╔══

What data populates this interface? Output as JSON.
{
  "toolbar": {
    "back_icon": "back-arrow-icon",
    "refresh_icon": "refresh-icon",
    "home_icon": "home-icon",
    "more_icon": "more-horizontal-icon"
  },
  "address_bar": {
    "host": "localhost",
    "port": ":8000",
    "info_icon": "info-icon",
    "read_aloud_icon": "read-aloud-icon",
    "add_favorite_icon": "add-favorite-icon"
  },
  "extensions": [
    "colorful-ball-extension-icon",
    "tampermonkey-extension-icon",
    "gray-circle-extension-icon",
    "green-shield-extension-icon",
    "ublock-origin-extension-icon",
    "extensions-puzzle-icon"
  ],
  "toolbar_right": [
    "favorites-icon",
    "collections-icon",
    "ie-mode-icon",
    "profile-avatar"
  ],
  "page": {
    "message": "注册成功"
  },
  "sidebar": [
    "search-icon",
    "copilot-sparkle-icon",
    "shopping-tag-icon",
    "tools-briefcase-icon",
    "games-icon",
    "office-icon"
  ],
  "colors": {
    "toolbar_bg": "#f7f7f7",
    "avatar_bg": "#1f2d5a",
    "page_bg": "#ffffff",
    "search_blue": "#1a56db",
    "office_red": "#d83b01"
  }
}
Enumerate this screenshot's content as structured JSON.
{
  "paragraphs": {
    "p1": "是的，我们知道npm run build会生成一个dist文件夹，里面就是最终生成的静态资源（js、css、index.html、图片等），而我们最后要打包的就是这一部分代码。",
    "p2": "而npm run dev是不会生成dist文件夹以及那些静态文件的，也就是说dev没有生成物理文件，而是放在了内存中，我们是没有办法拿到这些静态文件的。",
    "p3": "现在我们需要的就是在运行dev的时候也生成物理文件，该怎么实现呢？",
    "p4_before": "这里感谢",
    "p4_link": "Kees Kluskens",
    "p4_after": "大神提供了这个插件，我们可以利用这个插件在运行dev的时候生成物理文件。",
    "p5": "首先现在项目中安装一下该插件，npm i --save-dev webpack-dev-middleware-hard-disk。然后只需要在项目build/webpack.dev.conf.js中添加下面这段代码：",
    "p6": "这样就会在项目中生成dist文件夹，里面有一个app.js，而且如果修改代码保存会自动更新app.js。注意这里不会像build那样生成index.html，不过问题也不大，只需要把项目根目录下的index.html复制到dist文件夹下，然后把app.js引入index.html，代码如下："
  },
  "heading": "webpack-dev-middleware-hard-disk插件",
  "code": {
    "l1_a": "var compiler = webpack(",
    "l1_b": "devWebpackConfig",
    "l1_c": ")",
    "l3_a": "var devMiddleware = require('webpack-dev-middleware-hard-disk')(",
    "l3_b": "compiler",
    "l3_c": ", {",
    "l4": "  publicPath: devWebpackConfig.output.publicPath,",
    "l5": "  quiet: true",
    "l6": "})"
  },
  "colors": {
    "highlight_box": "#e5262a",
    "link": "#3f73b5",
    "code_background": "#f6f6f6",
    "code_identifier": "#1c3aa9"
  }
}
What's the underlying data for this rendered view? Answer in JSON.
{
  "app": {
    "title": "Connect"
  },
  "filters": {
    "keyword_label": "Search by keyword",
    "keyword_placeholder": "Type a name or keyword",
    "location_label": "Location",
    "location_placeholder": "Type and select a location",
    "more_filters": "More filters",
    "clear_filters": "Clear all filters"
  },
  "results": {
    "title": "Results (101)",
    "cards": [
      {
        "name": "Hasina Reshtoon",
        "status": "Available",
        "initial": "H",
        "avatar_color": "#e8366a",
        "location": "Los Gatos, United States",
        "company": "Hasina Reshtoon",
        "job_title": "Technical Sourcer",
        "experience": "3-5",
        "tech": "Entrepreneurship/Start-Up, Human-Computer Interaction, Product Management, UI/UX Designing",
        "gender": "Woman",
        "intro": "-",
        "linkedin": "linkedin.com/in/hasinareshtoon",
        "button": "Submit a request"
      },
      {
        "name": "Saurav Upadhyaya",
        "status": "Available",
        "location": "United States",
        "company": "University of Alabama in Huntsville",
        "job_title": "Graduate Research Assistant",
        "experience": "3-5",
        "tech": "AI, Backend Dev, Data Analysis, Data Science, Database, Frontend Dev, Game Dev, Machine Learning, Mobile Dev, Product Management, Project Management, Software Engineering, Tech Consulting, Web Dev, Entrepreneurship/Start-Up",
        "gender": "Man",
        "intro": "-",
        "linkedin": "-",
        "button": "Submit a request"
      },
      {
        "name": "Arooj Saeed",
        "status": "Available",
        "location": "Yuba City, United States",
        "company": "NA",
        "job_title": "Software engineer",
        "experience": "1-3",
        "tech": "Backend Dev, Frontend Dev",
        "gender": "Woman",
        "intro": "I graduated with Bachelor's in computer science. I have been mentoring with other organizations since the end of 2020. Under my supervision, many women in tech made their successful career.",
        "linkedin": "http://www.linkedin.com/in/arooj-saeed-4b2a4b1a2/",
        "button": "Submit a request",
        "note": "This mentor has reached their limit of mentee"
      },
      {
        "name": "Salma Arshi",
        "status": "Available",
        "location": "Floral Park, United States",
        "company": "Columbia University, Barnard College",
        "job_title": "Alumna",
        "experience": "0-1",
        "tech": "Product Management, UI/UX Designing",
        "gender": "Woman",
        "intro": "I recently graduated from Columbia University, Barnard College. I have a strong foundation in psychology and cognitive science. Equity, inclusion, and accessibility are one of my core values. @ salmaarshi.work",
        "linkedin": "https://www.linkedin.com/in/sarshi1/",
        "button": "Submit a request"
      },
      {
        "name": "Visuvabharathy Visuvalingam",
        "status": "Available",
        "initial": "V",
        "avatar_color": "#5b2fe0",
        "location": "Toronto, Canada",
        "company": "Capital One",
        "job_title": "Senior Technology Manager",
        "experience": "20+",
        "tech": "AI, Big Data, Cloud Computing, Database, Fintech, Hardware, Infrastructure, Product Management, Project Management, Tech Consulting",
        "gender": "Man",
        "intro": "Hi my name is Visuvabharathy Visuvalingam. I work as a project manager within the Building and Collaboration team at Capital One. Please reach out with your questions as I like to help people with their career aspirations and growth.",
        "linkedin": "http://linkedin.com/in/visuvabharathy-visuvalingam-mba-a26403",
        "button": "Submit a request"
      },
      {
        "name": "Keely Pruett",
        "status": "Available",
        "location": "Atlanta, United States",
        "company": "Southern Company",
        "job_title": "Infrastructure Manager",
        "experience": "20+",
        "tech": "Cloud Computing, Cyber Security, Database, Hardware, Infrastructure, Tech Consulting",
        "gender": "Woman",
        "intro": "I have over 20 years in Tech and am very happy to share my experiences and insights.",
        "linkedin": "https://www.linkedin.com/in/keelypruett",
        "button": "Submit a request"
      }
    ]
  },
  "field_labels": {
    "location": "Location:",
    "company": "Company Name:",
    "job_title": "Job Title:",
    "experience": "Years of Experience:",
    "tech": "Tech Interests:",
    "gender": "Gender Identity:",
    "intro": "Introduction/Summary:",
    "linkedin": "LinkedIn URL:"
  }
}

╚══

**STATED EXERCISE**
What is the number of lines in the records above that include the word "Cloud"? Reply with that number and nothing more.

**EXERCISE RESULT**
2